▶ Required task
Gather all lines with the word "duty" in them.

▶ Recorded data
— Begin —

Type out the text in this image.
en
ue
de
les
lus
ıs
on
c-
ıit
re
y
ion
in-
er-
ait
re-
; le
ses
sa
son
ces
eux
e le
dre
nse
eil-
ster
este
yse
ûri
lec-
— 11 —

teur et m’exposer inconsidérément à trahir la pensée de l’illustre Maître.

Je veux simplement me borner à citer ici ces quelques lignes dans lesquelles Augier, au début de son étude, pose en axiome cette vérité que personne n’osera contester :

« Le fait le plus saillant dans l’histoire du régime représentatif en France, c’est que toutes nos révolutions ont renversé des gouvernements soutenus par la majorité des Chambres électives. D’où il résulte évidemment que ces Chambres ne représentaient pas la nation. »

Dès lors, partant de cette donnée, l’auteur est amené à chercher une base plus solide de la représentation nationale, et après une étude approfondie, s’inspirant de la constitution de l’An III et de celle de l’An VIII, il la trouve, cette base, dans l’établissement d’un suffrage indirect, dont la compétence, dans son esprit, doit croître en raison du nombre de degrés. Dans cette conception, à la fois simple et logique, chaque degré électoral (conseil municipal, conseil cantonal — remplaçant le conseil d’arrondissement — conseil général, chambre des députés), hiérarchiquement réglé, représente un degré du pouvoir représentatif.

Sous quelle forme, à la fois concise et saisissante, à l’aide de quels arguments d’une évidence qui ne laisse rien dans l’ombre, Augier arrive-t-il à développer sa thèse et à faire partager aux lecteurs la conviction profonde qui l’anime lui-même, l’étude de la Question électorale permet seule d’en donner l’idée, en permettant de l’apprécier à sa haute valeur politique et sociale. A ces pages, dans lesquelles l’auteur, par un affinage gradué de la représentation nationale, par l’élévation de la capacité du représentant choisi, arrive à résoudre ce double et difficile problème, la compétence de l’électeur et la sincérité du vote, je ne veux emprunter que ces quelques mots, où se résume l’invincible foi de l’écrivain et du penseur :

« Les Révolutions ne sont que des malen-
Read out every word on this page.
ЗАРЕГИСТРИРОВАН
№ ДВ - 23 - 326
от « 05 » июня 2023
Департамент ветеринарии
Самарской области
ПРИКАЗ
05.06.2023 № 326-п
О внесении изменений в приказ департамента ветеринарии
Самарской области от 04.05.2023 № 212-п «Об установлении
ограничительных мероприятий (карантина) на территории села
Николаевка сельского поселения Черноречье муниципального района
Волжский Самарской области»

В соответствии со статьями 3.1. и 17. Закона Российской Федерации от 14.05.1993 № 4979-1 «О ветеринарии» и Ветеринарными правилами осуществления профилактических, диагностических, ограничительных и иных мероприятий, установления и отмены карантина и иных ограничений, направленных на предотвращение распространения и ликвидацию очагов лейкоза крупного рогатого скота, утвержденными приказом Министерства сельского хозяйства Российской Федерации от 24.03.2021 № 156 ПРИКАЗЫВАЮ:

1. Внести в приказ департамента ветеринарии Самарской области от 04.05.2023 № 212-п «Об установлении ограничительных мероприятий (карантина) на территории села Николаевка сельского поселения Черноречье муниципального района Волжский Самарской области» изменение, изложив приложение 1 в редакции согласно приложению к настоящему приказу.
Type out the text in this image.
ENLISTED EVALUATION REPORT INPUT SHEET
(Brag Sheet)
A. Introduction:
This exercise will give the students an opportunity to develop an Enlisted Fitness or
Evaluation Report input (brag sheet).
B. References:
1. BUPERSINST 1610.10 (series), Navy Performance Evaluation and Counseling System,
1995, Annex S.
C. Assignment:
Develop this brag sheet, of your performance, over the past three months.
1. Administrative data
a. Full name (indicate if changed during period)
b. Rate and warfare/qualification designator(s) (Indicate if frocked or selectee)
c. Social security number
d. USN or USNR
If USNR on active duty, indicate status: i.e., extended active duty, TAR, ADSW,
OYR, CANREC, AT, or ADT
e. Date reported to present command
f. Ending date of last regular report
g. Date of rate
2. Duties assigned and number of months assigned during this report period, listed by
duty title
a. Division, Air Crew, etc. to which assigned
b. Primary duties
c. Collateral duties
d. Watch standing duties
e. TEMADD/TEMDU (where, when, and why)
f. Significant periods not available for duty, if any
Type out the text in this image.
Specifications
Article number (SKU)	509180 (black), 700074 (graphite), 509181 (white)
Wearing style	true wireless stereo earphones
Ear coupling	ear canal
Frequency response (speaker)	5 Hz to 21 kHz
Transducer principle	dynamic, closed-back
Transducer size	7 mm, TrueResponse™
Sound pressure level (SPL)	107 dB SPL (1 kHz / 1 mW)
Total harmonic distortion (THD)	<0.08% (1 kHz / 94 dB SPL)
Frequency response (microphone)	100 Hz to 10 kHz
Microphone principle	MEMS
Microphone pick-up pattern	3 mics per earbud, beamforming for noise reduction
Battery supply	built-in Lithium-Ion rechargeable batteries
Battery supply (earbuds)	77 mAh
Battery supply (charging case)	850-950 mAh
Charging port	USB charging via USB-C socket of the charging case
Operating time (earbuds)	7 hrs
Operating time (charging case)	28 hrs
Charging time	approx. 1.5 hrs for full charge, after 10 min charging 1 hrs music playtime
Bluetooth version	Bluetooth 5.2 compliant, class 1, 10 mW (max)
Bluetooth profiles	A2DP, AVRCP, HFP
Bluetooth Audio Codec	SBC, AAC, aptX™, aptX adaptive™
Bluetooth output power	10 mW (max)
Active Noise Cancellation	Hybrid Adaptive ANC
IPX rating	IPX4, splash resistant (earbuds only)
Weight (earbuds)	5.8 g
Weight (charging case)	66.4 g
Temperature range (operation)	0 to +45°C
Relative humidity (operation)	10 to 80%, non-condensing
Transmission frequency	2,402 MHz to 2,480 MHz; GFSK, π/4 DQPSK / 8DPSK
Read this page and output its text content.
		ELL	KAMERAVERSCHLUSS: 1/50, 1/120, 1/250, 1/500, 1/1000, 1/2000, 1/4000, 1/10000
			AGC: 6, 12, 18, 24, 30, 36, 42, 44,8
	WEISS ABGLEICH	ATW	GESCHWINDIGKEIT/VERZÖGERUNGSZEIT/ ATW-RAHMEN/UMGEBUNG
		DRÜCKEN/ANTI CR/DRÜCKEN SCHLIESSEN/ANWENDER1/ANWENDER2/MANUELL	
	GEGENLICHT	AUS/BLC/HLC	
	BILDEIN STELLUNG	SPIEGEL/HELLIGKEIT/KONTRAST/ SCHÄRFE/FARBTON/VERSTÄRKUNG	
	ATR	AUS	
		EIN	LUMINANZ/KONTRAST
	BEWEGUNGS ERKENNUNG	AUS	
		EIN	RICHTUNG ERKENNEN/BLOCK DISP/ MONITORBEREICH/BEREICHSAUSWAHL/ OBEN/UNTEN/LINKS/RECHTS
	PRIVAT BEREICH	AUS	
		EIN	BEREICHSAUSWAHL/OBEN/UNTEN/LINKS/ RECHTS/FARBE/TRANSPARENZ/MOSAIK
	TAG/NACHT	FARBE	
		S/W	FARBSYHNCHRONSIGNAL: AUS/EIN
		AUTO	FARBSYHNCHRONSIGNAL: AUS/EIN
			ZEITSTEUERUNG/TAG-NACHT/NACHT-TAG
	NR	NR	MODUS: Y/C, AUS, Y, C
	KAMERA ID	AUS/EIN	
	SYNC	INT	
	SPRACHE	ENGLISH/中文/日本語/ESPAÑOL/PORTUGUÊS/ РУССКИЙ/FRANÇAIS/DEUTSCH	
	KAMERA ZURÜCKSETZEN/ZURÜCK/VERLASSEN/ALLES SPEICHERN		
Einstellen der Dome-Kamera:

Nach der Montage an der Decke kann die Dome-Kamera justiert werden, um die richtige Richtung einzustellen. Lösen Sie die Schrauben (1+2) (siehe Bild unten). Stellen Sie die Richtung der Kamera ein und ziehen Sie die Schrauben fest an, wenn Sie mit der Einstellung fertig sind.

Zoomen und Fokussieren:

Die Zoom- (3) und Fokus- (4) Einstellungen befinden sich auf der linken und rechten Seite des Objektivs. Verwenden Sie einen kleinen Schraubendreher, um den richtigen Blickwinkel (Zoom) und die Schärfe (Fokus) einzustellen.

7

— End —

▶ Answer for this exercise
If USNR on active duty, indicate status: i.e., extended active duty, TAR, ADSW,
duty title
f. Significant periods not available for duty, if any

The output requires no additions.